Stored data
※ ※ ※
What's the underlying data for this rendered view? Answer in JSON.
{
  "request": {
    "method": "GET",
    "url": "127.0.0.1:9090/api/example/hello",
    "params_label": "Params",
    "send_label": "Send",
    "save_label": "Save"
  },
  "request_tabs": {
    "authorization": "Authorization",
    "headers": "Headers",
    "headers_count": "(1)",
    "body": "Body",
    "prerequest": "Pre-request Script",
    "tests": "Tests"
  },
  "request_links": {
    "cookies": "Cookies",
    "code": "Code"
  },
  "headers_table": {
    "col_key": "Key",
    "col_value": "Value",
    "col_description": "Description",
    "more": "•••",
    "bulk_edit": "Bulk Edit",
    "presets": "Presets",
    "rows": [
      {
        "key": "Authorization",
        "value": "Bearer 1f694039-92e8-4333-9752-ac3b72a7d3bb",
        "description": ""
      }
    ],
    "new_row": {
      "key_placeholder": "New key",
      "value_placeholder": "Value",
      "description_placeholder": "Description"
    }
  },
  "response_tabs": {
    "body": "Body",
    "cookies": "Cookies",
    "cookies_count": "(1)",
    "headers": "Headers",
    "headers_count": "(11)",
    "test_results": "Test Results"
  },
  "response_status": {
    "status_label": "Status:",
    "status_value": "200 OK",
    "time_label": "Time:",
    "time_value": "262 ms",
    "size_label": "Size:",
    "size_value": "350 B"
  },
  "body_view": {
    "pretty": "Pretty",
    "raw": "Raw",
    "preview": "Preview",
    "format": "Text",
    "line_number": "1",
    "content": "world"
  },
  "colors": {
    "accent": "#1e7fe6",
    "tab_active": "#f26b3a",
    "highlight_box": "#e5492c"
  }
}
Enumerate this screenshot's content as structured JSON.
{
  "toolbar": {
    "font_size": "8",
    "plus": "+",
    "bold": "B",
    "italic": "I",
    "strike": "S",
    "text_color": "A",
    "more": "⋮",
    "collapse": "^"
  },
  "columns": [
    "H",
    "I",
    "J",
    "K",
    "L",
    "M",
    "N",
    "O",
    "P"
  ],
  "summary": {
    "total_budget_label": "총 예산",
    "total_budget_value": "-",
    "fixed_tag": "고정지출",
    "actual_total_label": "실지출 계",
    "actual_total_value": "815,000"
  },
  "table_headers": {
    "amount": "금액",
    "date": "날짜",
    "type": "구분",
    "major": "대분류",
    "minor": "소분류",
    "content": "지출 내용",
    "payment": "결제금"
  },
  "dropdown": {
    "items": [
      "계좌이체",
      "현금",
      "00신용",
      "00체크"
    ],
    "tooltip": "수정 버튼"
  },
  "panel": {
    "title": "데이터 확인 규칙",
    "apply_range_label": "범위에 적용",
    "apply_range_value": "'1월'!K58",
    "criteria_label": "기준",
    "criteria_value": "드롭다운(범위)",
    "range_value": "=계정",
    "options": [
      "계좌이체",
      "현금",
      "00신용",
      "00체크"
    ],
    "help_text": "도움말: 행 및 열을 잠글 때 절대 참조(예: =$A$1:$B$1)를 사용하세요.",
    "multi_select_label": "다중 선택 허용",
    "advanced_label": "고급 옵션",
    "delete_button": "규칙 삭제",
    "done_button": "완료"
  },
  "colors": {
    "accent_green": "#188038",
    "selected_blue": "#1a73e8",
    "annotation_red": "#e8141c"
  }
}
※ ※ ※
## Exercise brief
Search the entries for the word "this" and copy every line that has it.

## Exercise answer
What's the underlying data for this rendered view? Answer in JSON.
Enumerate this screenshot's content as structured JSON.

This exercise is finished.